Count the lines in the entries below that contain the string "hard", with case counting, and give only the number.

-- Begin Data provided --

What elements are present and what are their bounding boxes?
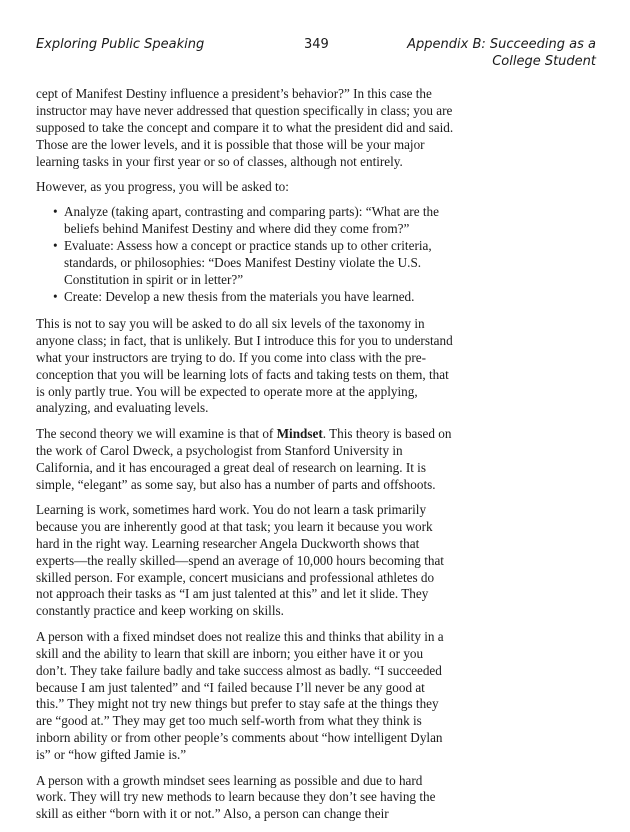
book-title: Exploring Public Speaking xyxy=(36,37,205,52)
list-item xyxy=(53,288,454,306)
list-item-text: Analyze (taking apart, contrasting and comparing parts): “What are the beliefs behind Manifest Destiny and where did they come from?” xyxy=(64,204,439,237)
bullet-list xyxy=(36,204,454,305)
paragraph-4-rest: . This theory is based on the work of Carol Dweck, a psychologist from Stanford University in California, and it has encouraged a great deal of research on learning. It is simple, “elegant” as some say, but also has a number of parts and offshoots. xyxy=(36,425,452,492)
list-item-text: Evaluate: Assess how a concept or practice stands up to other criteria, standards, or philosophies: “Does Manifest Destiny violate the U.S. Constitution in spirit or in letter?” xyxy=(64,238,432,288)
body-text xyxy=(36,86,454,832)
section-title xyxy=(376,36,596,70)
paragraph-6: A person with a fixed mindset does not realize this and thinks that ability in a skill and the ability to learn that skill are inborn; you either have it or you don’t. They take failure badly and take success almost as badly. “I succeeded because I am just talented” and “I failed because I’ll never be any good at this.” They might not try new things but prefer to stay safe at the things they are “good at.” They may get too much self-worth from what they think is inborn ability or from other people’s comments about “how intelligent Dylan is” or “how gifted Jamie is.” xyxy=(36,628,444,763)
section-title-line-2: College Student xyxy=(492,54,596,69)
section-title-line-1: Appendix B: Succeeding as a xyxy=(407,37,596,52)
paragraph-3: This is not to say you will be asked to do all six levels of the taxonomy in anyone class; in fact, that is unlikely. But I introduce this for you to understand what your instructors are trying to do. If you come into class with the pre-conception that you will be learning lots of facts and taking tests on them, that is only partly true. You will be expected to operate more at the applying, analyzing, and evaluating levels. xyxy=(36,315,453,416)
paragraph-1: cept of Manifest Destiny influence a president’s behavior?” In this case the instructor may have never addressed that question specifically in class; you are supposed to take the concept and compare it to what the president did and said. Those are the lower levels, and it is possible that those will be your major learning tasks in your first year or so of classes, although not entirely. xyxy=(36,86,454,169)
mindset-term: Mindset xyxy=(276,425,323,441)
bullet-marker: • xyxy=(53,288,58,304)
running-header xyxy=(36,36,596,72)
paragraph-4-lead: The second theory we will examine is that of xyxy=(36,425,277,441)
bullet-marker: • xyxy=(53,204,58,220)
list-item-text: Create: Develop a new thesis from the materials you have learned. xyxy=(64,288,415,304)
paragraph-2: However, as you progress, you will be asked to: xyxy=(36,179,289,195)
bullet-marker: • xyxy=(53,238,58,254)
list-item xyxy=(53,238,454,289)
paragraph-7: A person with a growth mindset sees learning as possible and due to hard work. They will try new methods to learn because they don’t see having the skill as either “born with it or not.” Also, a person can change their xyxy=(36,772,436,822)
list-item xyxy=(53,204,454,238)
paragraph-5: Learning is work, sometimes hard work. You do not learn a task primarily because you are inherently good at that task; you learn it because you work hard in the right way. Learning researcher Angela Duckworth shows that experts—the really skilled—spend an average of 10,000 hours becoming that skilled person. For example, concert musicians and professional athletes do not approach their tasks as “I am just talented at this” and let it slide. They constantly practice and keep working on skills. xyxy=(36,501,444,619)
page-number: 349 xyxy=(304,37,329,52)
paragraph-4 xyxy=(36,426,454,494)
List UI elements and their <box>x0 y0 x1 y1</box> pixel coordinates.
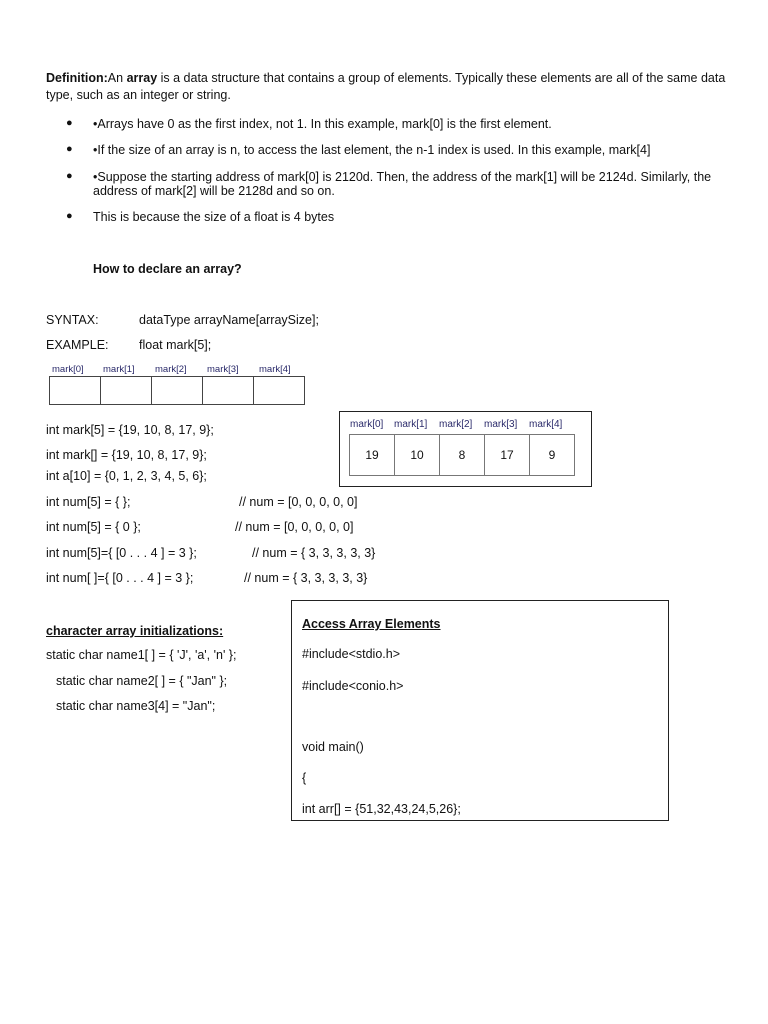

-- End Data provided --

• _Solved exercise_: 2